**DIRECTION**
Set down every entry word for word. Omit the pictures.
━━━ PROVIDED RECORDS
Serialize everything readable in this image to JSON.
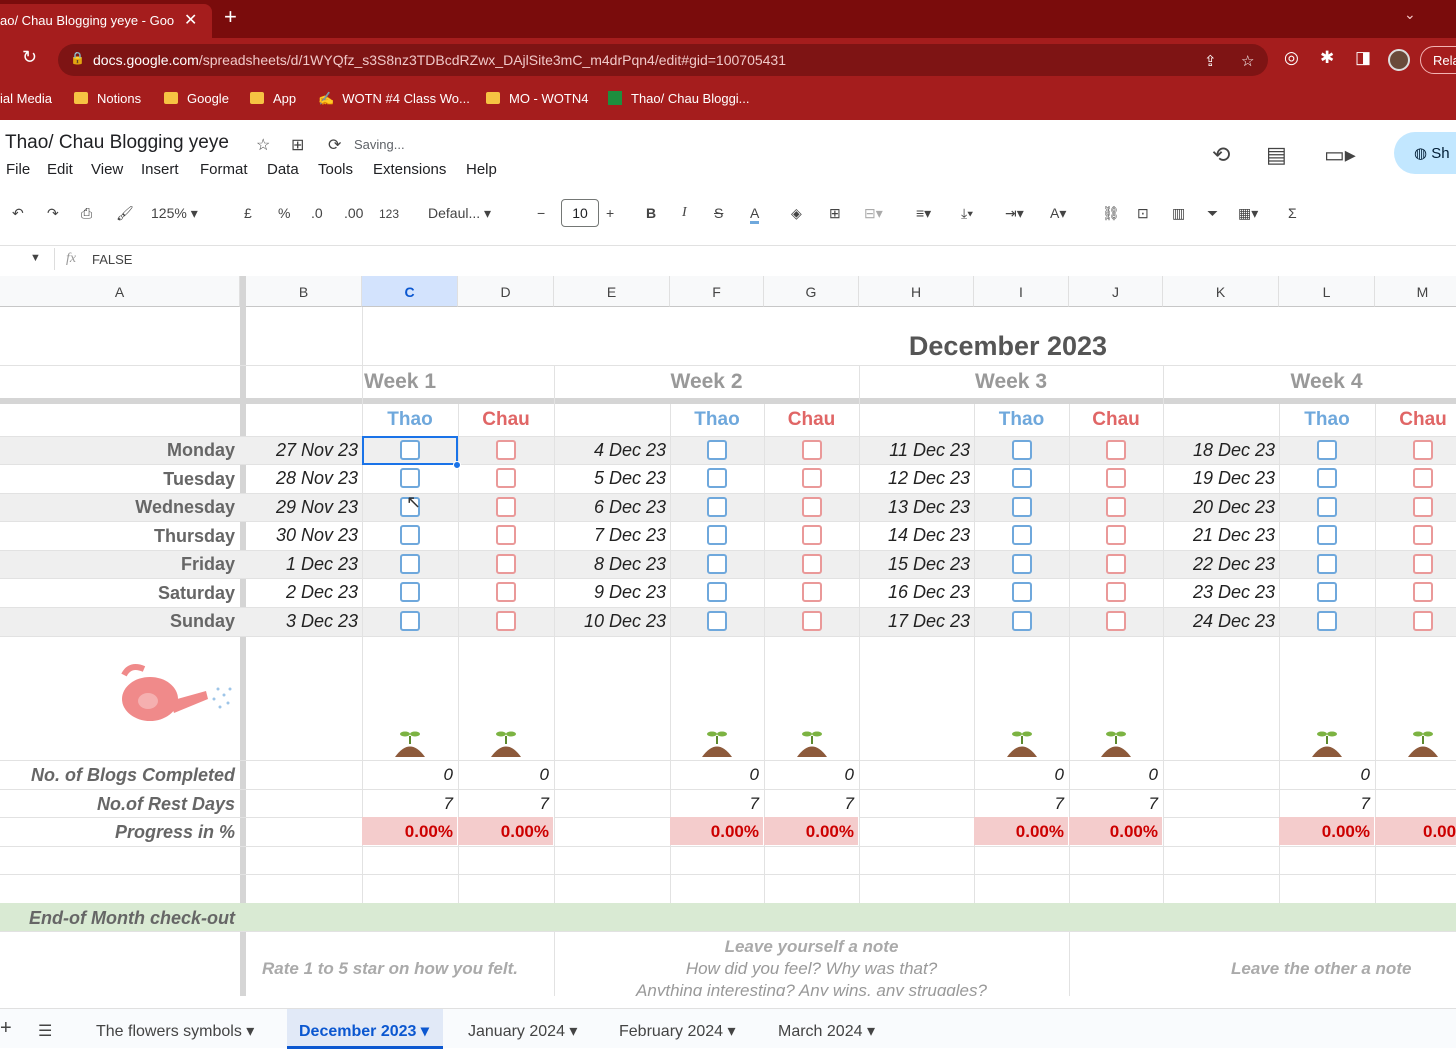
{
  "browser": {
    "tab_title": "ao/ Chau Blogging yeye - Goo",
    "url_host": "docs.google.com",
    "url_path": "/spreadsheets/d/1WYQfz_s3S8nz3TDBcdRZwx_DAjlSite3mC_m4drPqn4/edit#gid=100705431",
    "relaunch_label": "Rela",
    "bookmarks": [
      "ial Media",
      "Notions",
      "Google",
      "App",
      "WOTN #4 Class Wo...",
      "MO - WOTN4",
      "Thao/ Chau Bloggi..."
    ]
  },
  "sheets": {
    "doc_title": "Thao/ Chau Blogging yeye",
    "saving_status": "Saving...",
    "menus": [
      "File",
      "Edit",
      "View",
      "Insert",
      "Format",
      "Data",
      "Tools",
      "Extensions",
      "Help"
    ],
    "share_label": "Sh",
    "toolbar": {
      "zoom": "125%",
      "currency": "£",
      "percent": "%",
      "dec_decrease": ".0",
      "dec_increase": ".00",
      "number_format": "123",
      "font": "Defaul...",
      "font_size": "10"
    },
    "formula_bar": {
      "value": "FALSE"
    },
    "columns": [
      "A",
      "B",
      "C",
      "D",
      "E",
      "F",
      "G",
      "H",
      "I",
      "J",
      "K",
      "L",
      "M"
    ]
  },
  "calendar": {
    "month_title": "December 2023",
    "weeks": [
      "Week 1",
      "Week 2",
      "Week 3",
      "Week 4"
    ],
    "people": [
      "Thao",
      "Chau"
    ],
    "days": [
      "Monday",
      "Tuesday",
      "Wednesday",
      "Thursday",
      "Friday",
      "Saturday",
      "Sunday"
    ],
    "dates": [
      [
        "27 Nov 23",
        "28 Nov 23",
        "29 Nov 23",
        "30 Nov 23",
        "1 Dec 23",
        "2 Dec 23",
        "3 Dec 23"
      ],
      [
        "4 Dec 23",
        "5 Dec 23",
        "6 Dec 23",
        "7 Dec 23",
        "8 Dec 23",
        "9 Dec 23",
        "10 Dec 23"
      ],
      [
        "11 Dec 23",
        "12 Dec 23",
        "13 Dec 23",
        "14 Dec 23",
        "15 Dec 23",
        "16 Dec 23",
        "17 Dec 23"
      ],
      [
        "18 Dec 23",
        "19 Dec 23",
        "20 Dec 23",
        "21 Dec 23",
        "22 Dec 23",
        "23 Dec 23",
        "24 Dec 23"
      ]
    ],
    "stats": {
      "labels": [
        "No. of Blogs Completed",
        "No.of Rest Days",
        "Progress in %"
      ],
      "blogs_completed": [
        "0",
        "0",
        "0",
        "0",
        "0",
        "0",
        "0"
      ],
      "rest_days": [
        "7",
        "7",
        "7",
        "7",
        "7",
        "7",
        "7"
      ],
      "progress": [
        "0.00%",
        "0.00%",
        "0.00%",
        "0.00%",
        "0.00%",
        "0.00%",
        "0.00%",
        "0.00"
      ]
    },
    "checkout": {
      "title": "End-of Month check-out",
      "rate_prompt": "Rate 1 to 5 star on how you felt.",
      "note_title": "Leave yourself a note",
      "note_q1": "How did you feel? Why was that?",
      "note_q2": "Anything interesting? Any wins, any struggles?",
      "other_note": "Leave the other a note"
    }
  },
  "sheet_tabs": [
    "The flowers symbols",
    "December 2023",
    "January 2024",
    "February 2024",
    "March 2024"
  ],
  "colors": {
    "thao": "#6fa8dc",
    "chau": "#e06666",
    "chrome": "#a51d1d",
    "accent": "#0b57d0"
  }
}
━━━━━━
**FINAL ANSWER**
Serialize everything readable in this image to JSON.
{
  "browser": {
    "tab_title": "ao/ Chau Blogging yeye - Goo",
    "url_host": "docs.google.com",
    "url_path": "/spreadsheets/d/1WYQfz_s3S8nz3TDBcdRZwx_DAjlSite3mC_m4drPqn4/edit#gid=100705431",
    "relaunch_label": "Rela",
    "bookmarks": [
      "ial Media",
      "Notions",
      "Google",
      "App",
      "WOTN #4 Class Wo...",
      "MO - WOTN4",
      "Thao/ Chau Bloggi..."
    ]
  },
  "sheets": {
    "doc_title": "Thao/ Chau Blogging yeye",
    "saving_status": "Saving...",
    "menus": [
      "File",
      "Edit",
      "View",
      "Insert",
      "Format",
      "Data",
      "Tools",
      "Extensions",
      "Help"
    ],
    "share_label": "Sh",
    "toolbar": {
      "zoom": "125%",
      "currency": "£",
      "percent": "%",
      "dec_decrease": ".0",
      "dec_increase": ".00",
      "number_format": "123",
      "font": "Defaul...",
      "font_size": "10"
    },
    "formula_bar": {
      "value": "FALSE"
    },
    "columns": [
      "A",
      "B",
      "C",
      "D",
      "E",
      "F",
      "G",
      "H",
      "I",
      "J",
      "K",
      "L",
      "M"
    ]
  },
  "calendar": {
    "month_title": "December 2023",
    "weeks": [
      "Week 1",
      "Week 2",
      "Week 3",
      "Week 4"
    ],
    "people": [
      "Thao",
      "Chau"
    ],
    "days": [
      "Monday",
      "Tuesday",
      "Wednesday",
      "Thursday",
      "Friday",
      "Saturday",
      "Sunday"
    ],
    "dates": [
      [
        "27 Nov 23",
        "28 Nov 23",
        "29 Nov 23",
        "30 Nov 23",
        "1 Dec 23",
        "2 Dec 23",
        "3 Dec 23"
      ],
      [
        "4 Dec 23",
        "5 Dec 23",
        "6 Dec 23",
        "7 Dec 23",
        "8 Dec 23",
        "9 Dec 23",
        "10 Dec 23"
      ],
      [
        "11 Dec 23",
        "12 Dec 23",
        "13 Dec 23",
        "14 Dec 23",
        "15 Dec 23",
        "16 Dec 23",
        "17 Dec 23"
      ],
      [
        "18 Dec 23",
        "19 Dec 23",
        "20 Dec 23",
        "21 Dec 23",
        "22 Dec 23",
        "23 Dec 23",
        "24 Dec 23"
      ]
    ],
    "stats": {
      "labels": [
        "No. of Blogs Completed",
        "No.of Rest Days",
        "Progress in %"
      ],
      "blogs_completed": [
        "0",
        "0",
        "0",
        "0",
        "0",
        "0",
        "0"
      ],
      "rest_days": [
        "7",
        "7",
        "7",
        "7",
        "7",
        "7",
        "7"
      ],
      "progress": [
        "0.00%",
        "0.00%",
        "0.00%",
        "0.00%",
        "0.00%",
        "0.00%",
        "0.00%",
        "0.00"
      ]
    },
    "checkout": {
      "title": "End-of Month check-out",
      "rate_prompt": "Rate 1 to 5 star on how you felt.",
      "note_title": "Leave yourself a note",
      "note_q1": "How did you feel? Why was that?",
      "note_q2": "Anything interesting? Any wins, any struggles?",
      "other_note": "Leave the other a note"
    }
  },
  "sheet_tabs": [
    "The flowers symbols",
    "December 2023",
    "January 2024",
    "February 2024",
    "March 2024"
  ],
  "colors": {
    "thao": "#6fa8dc",
    "chau": "#e06666",
    "chrome": "#a51d1d",
    "accent": "#0b57d0"
  }
}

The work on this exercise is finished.